### Task data
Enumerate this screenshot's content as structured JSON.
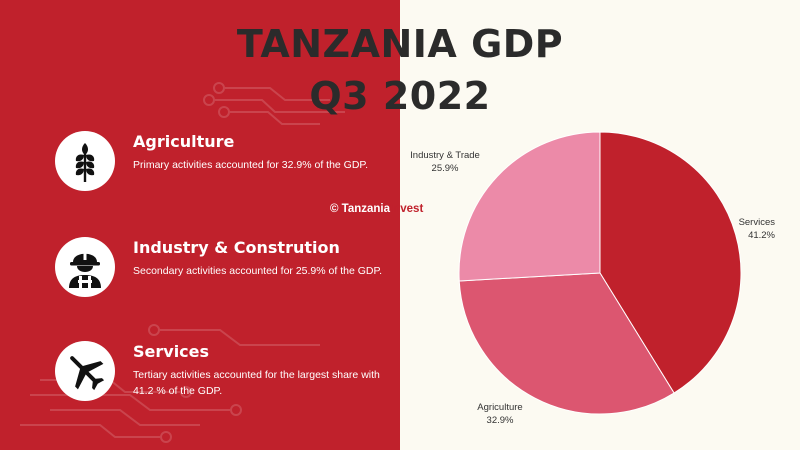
{
  "title": {
    "line1": "TANZANIA GDP",
    "line2": "Q3 2022"
  },
  "copyright": {
    "prefix": "© Tanzania",
    "suffix": "Invest"
  },
  "items": [
    {
      "icon": "wheat-icon",
      "heading": "Agriculture",
      "description": "Primary activities accounted for 32.9% of the GDP."
    },
    {
      "icon": "worker-hardhat-icon",
      "heading": "Industry & Constrution",
      "description": "Secondary activities accounted for 25.9% of the GDP."
    },
    {
      "icon": "airplane-icon",
      "heading": "Services",
      "description": "Tertiary activities accounted for the largest share with 41.2 % of the GDP."
    }
  ],
  "colors": {
    "left_background": "#c0212c",
    "right_background": "#fcfaf2",
    "title": "#2b2b2b"
  },
  "chart_data": {
    "type": "pie",
    "title": "",
    "slices": [
      {
        "label": "Services",
        "value": 41.2,
        "value_label": "41.2%",
        "color": "#c0212c"
      },
      {
        "label": "Agriculture",
        "value": 32.9,
        "value_label": "32.9%",
        "color": "#dc5670"
      },
      {
        "label": "Industry & Trade",
        "value": 25.9,
        "value_label": "25.9%",
        "color": "#ec8aa8"
      }
    ],
    "start_angle_deg": 0,
    "direction": "clockwise",
    "legend": "none"
  }
}
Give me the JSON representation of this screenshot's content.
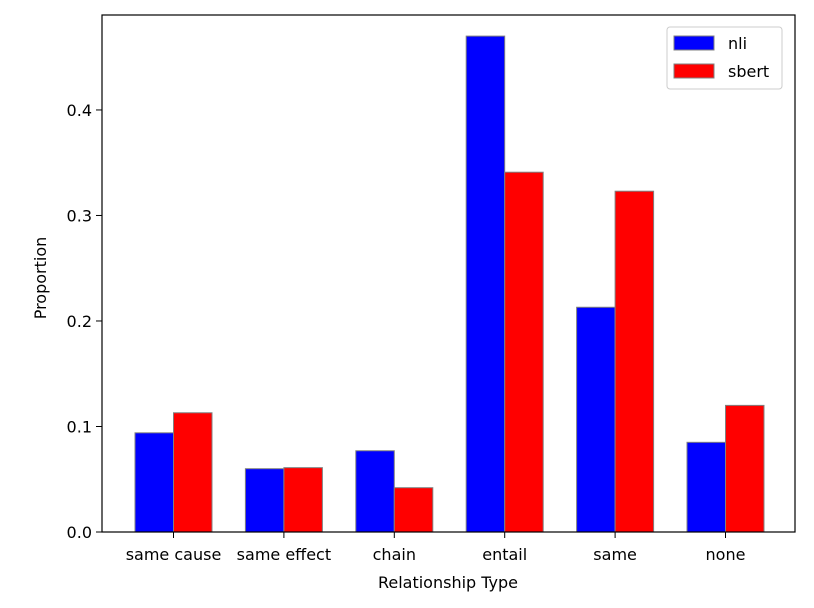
{
  "chart_data": {
    "type": "bar",
    "categories": [
      "same cause",
      "same effect",
      "chain",
      "entail",
      "same",
      "none"
    ],
    "series": [
      {
        "name": "nli",
        "values": [
          0.094,
          0.06,
          0.077,
          0.47,
          0.213,
          0.085
        ],
        "color": "#0000ff"
      },
      {
        "name": "sbert",
        "values": [
          0.113,
          0.061,
          0.042,
          0.341,
          0.323,
          0.12
        ],
        "color": "#ff0000"
      }
    ],
    "title": "",
    "xlabel": "Relationship Type",
    "ylabel": "Proportion",
    "ylim": [
      0,
      0.49
    ],
    "yticks": [
      "0.0",
      "0.1",
      "0.2",
      "0.3",
      "0.4"
    ],
    "legend_position": "top-right",
    "grid": false,
    "bar_edge_color": "#808080"
  }
}
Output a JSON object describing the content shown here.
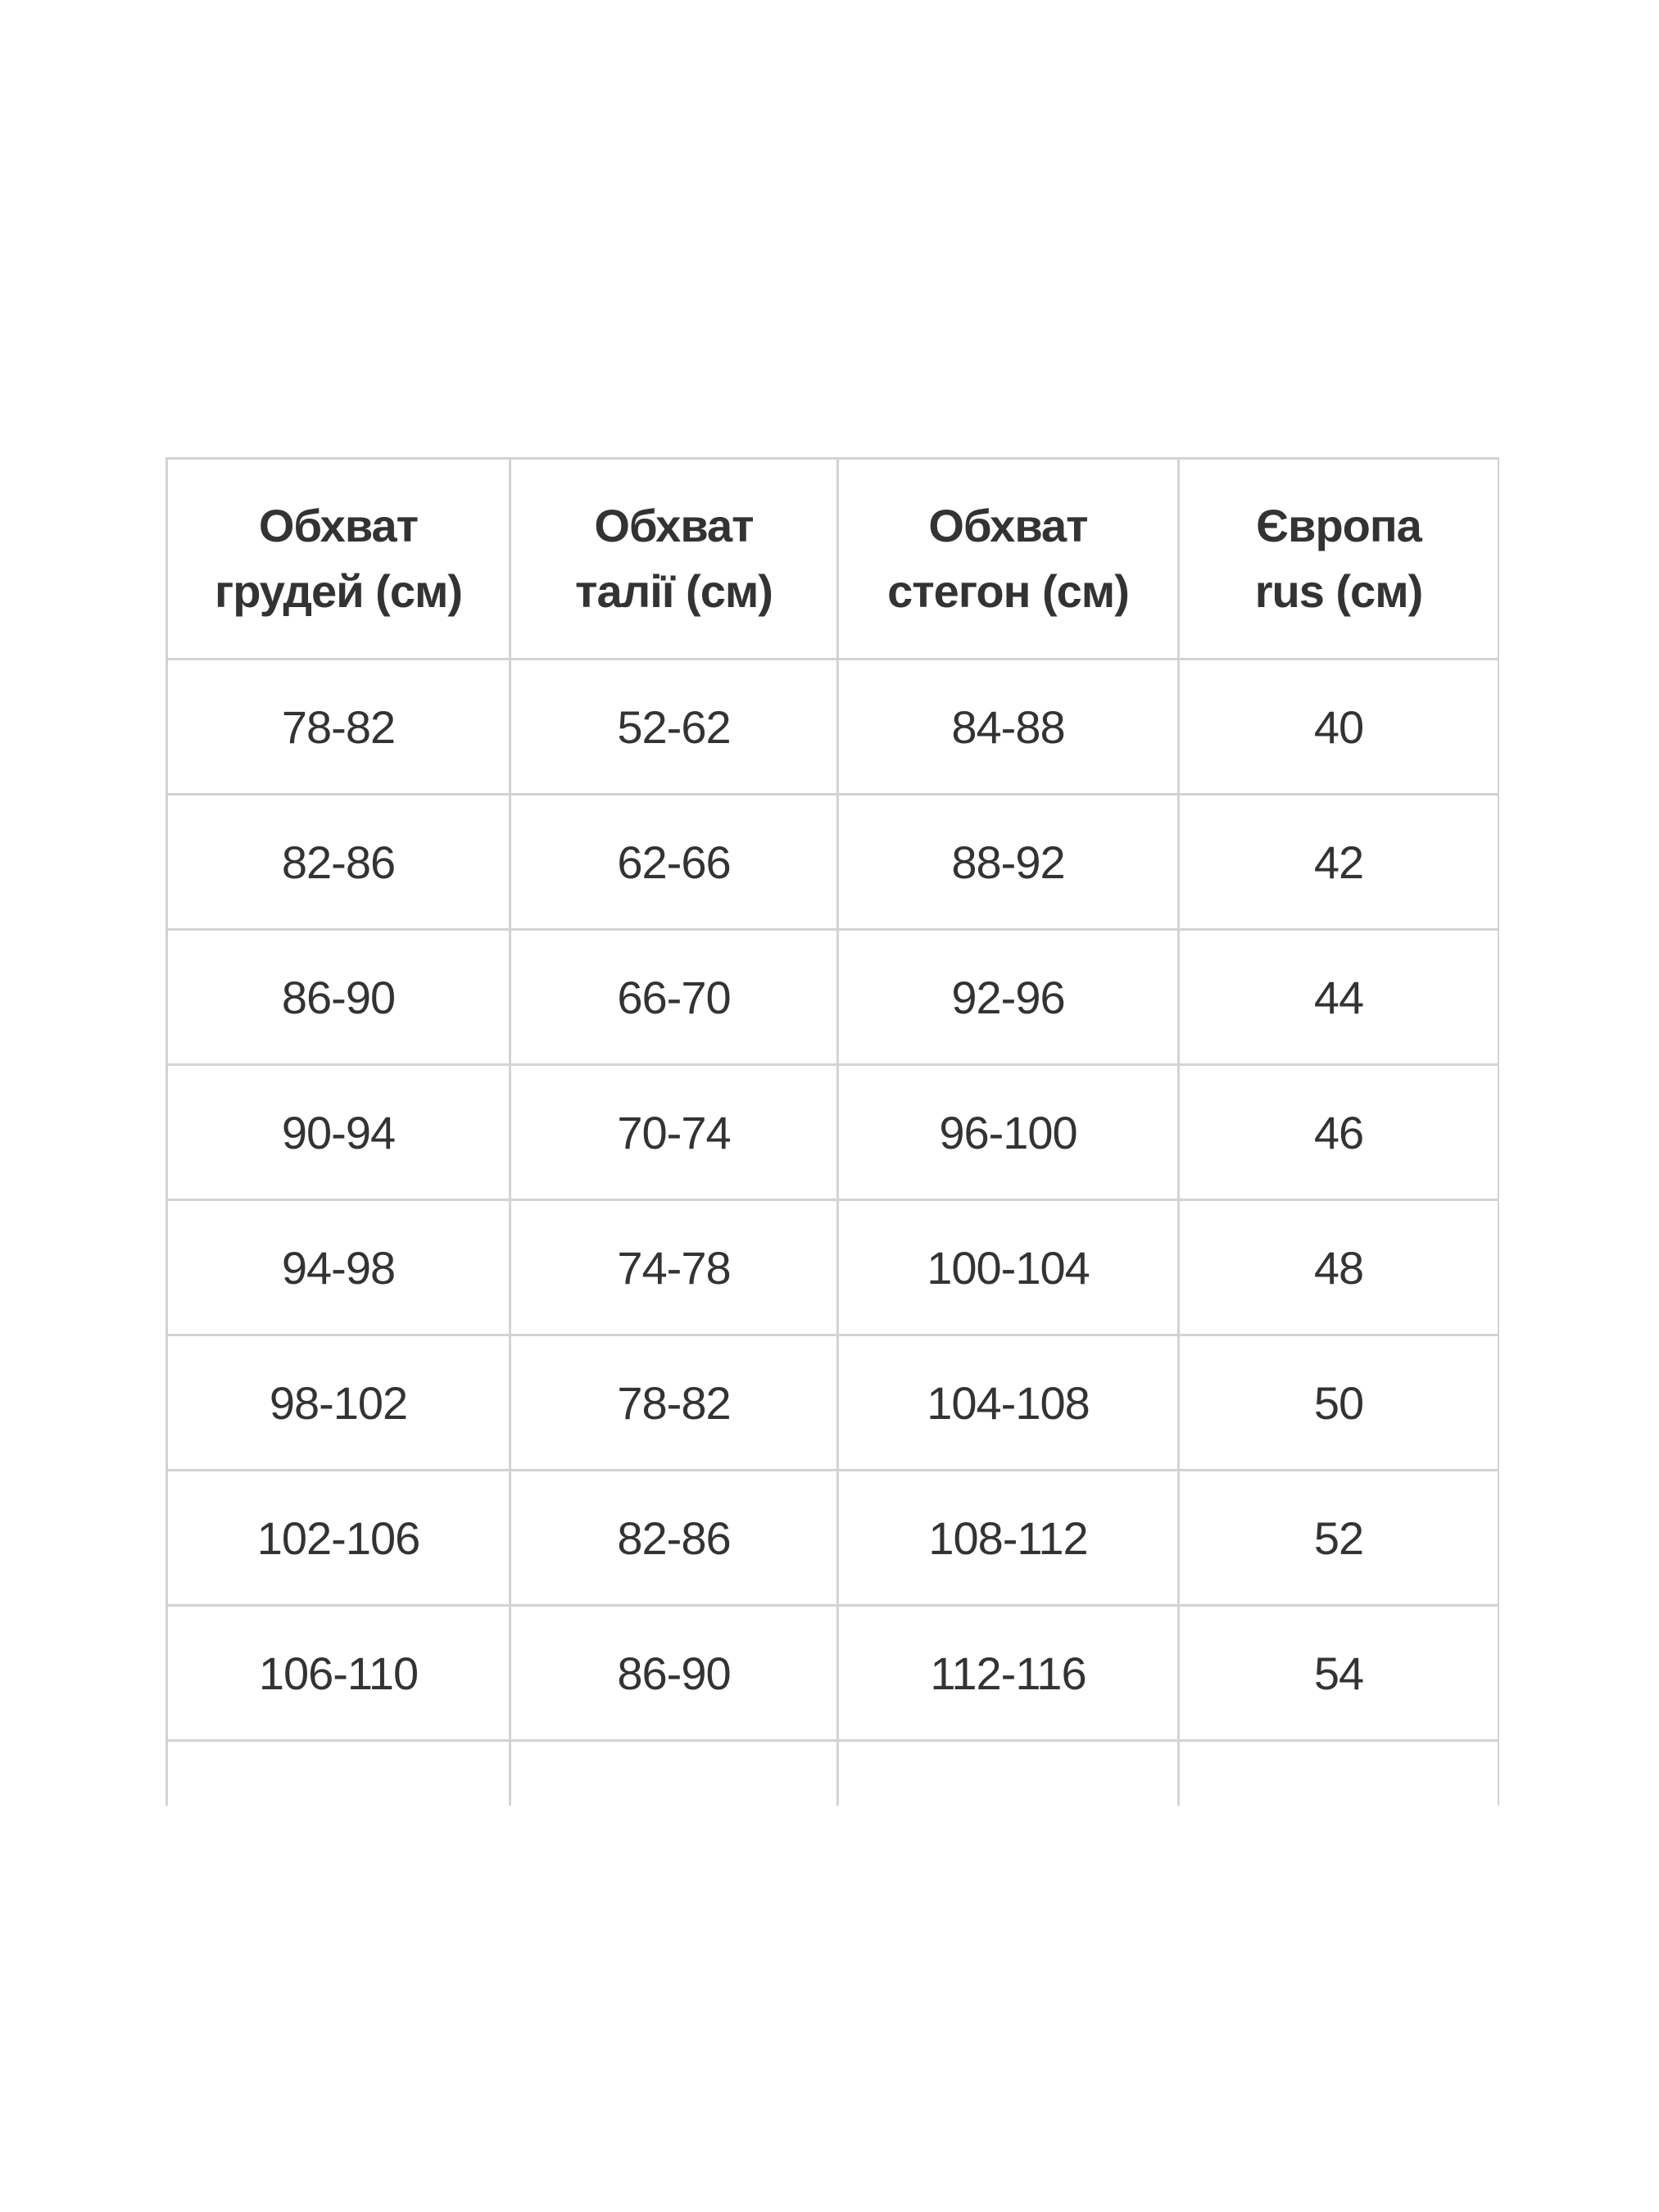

### Objective
Retype all the records shown above, character for character. Omit every picture.

### Answer below
Enumerate this screenshot's content as structured JSON.
{
  "title": {
    "line1": "TANZANIA GDP",
    "line2": "Q3 2022"
  },
  "copyright": {
    "prefix": "© Tanzania",
    "suffix": "Invest"
  },
  "items": [
    {
      "icon": "wheat-icon",
      "heading": "Agriculture",
      "description": "Primary activities accounted for 32.9% of the GDP."
    },
    {
      "icon": "worker-hardhat-icon",
      "heading": "Industry & Constrution",
      "description": "Secondary activities accounted for 25.9% of the GDP."
    },
    {
      "icon": "airplane-icon",
      "heading": "Services",
      "description": "Tertiary activities accounted for the largest share with 41.2 % of the GDP."
    }
  ],
  "colors": {
    "left_background": "#c0212c",
    "right_background": "#fcfaf2",
    "title": "#2b2b2b"
  },
  "chart_data": {
    "type": "pie",
    "title": "",
    "slices": [
      {
        "label": "Services",
        "value": 41.2,
        "value_label": "41.2%",
        "color": "#c0212c"
      },
      {
        "label": "Agriculture",
        "value": 32.9,
        "value_label": "32.9%",
        "color": "#dc5670"
      },
      {
        "label": "Industry & Trade",
        "value": 25.9,
        "value_label": "25.9%",
        "color": "#ec8aa8"
      }
    ],
    "start_angle_deg": 0,
    "direction": "clockwise",
    "legend": "none"
  }
}
Give me the JSON representation of this screenshot's content.
{
  "chart_data": {
    "type": "bar",
    "categories": [
      "same cause",
      "same effect",
      "chain",
      "entail",
      "same",
      "none"
    ],
    "series": [
      {
        "name": "nli",
        "values": [
          0.094,
          0.06,
          0.077,
          0.47,
          0.213,
          0.085
        ],
        "color": "#0000ff"
      },
      {
        "name": "sbert",
        "values": [
          0.113,
          0.061,
          0.042,
          0.341,
          0.323,
          0.12
        ],
        "color": "#ff0000"
      }
    ],
    "title": "",
    "xlabel": "Relationship Type",
    "ylabel": "Proportion",
    "ylim": [
      0,
      0.49
    ],
    "yticks": [
      "0.0",
      "0.1",
      "0.2",
      "0.3",
      "0.4"
    ],
    "legend_position": "top-right",
    "grid": false,
    "bar_edge_color": "#808080"
  }
}
Output a JSON object describing the content shown here.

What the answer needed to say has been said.